Copy every line of the data in which the word "labels" occurs.
____ Record excerpts
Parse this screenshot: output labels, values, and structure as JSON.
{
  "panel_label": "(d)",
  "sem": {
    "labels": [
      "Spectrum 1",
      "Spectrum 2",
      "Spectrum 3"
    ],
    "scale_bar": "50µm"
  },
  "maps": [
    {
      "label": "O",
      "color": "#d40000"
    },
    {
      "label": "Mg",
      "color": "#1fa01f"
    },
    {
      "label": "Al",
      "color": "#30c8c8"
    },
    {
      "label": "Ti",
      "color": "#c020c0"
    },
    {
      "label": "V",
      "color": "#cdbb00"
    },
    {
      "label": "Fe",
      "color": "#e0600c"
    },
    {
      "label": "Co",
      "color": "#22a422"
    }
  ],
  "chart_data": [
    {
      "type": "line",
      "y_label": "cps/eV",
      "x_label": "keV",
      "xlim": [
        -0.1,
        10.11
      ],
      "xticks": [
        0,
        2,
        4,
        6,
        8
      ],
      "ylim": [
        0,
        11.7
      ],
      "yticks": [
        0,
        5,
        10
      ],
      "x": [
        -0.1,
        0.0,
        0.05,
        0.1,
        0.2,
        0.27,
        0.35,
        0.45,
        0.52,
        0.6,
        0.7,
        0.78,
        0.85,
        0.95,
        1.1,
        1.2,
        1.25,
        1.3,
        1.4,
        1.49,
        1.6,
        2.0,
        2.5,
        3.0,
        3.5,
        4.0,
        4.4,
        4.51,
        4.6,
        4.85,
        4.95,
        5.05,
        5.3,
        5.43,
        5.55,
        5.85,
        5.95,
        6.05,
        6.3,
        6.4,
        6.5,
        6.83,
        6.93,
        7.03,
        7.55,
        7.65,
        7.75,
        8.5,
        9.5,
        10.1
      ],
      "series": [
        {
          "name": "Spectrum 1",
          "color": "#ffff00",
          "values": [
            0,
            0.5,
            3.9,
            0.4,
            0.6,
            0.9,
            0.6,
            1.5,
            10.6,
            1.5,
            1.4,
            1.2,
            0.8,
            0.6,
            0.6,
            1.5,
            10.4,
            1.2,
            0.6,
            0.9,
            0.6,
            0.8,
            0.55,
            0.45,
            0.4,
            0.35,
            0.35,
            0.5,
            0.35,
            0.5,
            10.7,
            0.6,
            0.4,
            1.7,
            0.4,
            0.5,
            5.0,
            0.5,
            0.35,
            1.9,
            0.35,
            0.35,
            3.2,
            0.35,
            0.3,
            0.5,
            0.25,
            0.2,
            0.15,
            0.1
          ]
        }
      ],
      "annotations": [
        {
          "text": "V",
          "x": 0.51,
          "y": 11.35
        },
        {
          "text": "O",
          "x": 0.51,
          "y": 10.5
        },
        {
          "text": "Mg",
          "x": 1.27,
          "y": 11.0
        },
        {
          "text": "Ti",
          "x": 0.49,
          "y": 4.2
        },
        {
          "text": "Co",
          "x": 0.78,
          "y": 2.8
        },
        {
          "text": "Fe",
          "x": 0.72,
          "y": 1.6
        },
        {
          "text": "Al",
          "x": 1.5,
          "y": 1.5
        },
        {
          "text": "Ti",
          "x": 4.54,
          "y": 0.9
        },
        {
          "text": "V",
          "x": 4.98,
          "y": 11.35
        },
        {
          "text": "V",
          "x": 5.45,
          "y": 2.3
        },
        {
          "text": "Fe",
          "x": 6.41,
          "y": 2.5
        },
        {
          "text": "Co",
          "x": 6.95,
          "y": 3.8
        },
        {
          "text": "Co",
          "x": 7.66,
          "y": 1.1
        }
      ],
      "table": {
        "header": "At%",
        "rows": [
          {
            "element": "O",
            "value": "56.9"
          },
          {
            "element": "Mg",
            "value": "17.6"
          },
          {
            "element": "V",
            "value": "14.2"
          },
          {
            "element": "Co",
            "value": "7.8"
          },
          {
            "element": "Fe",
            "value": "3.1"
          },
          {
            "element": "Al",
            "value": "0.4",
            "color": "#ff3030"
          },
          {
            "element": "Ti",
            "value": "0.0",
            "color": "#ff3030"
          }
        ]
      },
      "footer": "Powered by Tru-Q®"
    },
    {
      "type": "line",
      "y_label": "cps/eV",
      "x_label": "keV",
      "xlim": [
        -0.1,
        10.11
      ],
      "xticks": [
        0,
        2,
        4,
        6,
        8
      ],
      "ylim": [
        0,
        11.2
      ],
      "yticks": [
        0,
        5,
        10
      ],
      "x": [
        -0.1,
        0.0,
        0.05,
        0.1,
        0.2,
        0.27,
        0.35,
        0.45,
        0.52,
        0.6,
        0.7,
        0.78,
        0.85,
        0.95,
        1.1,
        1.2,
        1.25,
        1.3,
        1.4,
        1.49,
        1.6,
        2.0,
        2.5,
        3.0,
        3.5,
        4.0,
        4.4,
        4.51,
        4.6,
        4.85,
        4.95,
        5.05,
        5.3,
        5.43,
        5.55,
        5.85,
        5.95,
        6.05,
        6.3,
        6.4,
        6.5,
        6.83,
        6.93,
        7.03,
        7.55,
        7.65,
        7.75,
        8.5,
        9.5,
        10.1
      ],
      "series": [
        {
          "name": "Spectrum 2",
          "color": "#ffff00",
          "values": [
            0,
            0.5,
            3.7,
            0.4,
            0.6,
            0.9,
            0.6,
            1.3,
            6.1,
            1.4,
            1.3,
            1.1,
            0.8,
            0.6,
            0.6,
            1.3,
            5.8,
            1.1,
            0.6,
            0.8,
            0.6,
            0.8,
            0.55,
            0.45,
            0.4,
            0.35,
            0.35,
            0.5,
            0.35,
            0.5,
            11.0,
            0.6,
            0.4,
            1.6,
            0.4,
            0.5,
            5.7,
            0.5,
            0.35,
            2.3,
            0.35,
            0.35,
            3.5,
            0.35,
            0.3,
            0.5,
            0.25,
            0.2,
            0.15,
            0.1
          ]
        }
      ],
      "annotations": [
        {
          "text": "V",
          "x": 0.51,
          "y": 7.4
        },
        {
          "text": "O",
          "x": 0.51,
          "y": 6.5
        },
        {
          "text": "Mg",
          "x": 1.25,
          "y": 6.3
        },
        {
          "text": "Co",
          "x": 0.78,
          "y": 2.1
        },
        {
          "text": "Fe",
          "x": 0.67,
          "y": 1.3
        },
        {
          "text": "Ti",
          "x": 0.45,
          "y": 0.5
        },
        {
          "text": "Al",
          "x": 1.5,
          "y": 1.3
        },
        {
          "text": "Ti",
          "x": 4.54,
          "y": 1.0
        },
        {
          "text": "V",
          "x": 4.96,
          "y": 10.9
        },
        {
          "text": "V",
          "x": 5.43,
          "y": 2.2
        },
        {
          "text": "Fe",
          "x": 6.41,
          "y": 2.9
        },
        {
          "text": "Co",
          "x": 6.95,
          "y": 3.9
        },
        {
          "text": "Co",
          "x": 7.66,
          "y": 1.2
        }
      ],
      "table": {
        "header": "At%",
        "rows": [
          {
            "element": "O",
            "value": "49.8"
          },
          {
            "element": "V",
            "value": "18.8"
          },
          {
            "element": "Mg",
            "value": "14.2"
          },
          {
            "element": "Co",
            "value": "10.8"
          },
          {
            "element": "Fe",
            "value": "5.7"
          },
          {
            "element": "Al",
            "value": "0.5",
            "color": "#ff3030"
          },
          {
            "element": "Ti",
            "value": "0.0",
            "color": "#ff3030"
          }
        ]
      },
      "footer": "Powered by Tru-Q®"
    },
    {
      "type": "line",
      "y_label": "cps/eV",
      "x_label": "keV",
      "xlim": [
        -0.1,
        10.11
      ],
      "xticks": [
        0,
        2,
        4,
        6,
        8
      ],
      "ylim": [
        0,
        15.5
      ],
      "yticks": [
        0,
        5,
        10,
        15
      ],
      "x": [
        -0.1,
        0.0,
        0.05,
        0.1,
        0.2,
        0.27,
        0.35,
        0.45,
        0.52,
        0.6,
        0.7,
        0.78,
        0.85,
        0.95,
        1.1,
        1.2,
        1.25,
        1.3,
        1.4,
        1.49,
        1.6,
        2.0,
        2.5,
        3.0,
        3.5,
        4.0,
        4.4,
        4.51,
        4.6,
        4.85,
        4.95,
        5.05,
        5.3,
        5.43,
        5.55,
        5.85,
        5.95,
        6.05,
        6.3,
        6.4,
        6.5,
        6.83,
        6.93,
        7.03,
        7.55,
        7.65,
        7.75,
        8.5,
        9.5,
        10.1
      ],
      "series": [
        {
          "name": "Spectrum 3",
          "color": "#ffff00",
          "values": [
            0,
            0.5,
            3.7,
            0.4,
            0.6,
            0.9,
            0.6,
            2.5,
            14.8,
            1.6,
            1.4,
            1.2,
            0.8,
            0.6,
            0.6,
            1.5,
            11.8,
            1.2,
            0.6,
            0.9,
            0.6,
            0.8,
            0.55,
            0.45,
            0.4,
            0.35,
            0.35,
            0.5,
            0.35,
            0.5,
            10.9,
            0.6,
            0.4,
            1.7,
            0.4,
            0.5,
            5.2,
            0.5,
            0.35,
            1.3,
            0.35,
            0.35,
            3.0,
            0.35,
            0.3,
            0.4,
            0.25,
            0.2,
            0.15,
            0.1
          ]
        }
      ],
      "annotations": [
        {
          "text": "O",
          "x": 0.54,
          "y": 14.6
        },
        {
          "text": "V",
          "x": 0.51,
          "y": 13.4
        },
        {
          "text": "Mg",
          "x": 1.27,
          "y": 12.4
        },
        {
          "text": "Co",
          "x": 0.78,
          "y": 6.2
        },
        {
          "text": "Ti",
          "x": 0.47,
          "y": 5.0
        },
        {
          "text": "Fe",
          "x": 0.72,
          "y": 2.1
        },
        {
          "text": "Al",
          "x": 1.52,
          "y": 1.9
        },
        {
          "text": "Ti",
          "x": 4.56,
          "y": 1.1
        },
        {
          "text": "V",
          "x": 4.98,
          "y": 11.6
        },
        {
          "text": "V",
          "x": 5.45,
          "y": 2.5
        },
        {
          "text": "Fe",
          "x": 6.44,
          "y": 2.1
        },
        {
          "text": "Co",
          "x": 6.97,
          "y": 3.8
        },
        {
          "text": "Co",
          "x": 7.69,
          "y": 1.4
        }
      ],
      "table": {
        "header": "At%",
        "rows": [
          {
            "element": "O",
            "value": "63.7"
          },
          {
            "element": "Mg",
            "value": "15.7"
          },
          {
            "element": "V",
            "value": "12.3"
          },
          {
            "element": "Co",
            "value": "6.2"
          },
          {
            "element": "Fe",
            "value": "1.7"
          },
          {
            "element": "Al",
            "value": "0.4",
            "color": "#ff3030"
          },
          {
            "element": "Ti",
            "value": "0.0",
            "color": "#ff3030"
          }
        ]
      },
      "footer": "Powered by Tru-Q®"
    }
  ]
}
________
Full solution →
Parse this screenshot: output labels, values, and structure as JSON.
    "labels": [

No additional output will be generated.